# [Problem to work on]
Extract, from the records beneath this instruction, each line that contains the word "shopping".

# [Records provided]
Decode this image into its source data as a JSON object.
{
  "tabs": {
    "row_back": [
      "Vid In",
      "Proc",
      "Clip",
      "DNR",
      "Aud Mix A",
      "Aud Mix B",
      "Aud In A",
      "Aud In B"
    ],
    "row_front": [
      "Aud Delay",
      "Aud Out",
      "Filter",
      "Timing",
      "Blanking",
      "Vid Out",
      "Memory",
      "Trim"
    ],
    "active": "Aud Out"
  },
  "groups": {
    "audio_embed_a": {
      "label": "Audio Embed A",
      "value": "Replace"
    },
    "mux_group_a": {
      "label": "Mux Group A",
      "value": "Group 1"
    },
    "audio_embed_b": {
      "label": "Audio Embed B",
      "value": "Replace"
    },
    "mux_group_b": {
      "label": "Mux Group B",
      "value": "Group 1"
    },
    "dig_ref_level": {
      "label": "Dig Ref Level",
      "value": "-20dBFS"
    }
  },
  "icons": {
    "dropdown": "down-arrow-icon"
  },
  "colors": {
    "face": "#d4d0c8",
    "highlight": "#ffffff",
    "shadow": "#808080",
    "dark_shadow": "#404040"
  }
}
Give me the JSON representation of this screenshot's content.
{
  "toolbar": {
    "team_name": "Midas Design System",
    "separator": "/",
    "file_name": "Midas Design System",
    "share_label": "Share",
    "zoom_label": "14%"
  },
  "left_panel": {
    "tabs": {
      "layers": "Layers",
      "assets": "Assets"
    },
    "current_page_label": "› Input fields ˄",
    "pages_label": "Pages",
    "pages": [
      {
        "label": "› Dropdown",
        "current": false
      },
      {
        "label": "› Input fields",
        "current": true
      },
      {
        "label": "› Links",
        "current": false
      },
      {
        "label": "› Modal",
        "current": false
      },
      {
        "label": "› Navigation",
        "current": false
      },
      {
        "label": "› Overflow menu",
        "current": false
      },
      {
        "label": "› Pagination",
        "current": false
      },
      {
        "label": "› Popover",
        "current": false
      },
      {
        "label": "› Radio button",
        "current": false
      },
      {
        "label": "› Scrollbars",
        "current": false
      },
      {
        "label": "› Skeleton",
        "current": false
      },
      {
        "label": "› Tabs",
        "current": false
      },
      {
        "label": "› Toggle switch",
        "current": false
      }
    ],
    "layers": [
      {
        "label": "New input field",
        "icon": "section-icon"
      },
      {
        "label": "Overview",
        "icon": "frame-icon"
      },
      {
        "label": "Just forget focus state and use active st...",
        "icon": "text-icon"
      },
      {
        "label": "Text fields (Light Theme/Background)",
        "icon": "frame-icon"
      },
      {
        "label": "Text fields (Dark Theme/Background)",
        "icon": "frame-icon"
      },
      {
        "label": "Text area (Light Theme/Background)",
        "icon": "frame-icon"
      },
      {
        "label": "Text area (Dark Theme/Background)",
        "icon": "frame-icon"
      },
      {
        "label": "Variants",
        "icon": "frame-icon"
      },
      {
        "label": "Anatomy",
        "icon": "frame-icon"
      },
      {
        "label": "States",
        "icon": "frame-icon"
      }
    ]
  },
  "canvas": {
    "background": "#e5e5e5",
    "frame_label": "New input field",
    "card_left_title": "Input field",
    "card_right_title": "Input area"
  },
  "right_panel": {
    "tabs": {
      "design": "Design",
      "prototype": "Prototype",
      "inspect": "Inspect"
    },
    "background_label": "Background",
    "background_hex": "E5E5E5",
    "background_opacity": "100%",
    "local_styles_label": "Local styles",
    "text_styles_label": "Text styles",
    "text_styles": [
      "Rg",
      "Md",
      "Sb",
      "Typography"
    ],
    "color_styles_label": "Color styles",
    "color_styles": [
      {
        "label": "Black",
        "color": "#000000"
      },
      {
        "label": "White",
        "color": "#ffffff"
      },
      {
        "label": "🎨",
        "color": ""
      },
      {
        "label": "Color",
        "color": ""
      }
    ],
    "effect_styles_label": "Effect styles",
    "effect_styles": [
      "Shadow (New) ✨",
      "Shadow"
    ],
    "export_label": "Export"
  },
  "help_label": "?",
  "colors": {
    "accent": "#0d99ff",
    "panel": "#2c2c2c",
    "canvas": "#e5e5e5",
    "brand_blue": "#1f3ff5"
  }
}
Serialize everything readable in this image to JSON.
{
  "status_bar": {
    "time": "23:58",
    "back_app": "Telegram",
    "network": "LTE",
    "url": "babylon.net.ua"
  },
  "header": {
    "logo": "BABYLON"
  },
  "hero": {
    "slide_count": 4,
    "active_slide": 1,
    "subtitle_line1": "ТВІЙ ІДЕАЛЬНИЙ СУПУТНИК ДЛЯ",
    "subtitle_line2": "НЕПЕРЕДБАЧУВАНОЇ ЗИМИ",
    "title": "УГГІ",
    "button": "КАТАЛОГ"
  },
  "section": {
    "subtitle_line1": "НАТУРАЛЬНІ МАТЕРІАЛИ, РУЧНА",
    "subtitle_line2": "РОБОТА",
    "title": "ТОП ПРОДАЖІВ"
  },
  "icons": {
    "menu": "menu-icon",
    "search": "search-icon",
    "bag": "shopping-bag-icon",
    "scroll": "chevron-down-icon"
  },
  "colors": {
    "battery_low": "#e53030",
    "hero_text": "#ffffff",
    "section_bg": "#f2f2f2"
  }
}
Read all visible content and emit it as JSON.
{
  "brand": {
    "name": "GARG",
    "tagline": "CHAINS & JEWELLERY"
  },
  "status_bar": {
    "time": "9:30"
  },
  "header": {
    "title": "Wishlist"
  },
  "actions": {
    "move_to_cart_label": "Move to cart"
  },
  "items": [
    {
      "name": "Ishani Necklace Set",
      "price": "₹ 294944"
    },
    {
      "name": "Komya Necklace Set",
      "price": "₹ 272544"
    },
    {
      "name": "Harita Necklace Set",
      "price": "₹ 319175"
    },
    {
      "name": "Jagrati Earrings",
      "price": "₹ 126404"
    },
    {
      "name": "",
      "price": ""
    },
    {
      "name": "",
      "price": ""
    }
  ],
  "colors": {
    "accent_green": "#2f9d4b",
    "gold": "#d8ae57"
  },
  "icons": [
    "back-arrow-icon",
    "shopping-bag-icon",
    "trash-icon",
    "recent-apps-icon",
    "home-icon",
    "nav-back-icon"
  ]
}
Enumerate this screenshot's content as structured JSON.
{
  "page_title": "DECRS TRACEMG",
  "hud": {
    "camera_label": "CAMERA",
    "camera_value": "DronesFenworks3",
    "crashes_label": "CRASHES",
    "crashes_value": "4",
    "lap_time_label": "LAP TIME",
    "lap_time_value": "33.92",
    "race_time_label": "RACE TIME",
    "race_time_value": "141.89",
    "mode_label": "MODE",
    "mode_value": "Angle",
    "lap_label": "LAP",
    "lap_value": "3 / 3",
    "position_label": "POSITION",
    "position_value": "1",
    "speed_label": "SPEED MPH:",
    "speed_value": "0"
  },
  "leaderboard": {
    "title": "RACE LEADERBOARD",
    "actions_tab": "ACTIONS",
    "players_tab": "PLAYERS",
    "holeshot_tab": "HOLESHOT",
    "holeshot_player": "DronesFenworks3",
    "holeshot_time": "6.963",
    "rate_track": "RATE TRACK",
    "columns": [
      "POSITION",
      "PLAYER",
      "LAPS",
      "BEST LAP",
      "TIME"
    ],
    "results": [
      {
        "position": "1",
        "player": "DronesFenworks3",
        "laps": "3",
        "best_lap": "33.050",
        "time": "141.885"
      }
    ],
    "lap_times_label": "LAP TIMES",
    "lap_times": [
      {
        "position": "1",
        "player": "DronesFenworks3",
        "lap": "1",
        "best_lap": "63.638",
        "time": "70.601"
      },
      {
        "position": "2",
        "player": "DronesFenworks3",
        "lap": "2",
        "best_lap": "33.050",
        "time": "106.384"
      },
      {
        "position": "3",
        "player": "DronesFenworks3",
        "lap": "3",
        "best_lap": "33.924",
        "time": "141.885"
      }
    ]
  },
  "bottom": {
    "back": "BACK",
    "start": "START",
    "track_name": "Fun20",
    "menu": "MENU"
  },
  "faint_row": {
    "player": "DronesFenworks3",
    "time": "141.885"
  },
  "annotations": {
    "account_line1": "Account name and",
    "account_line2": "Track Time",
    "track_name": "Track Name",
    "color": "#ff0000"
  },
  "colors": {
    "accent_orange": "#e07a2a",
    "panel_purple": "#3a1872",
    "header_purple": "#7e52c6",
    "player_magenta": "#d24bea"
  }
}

# [Task response]
    "bag": "shopping-bag-icon",
    "shopping-bag-icon",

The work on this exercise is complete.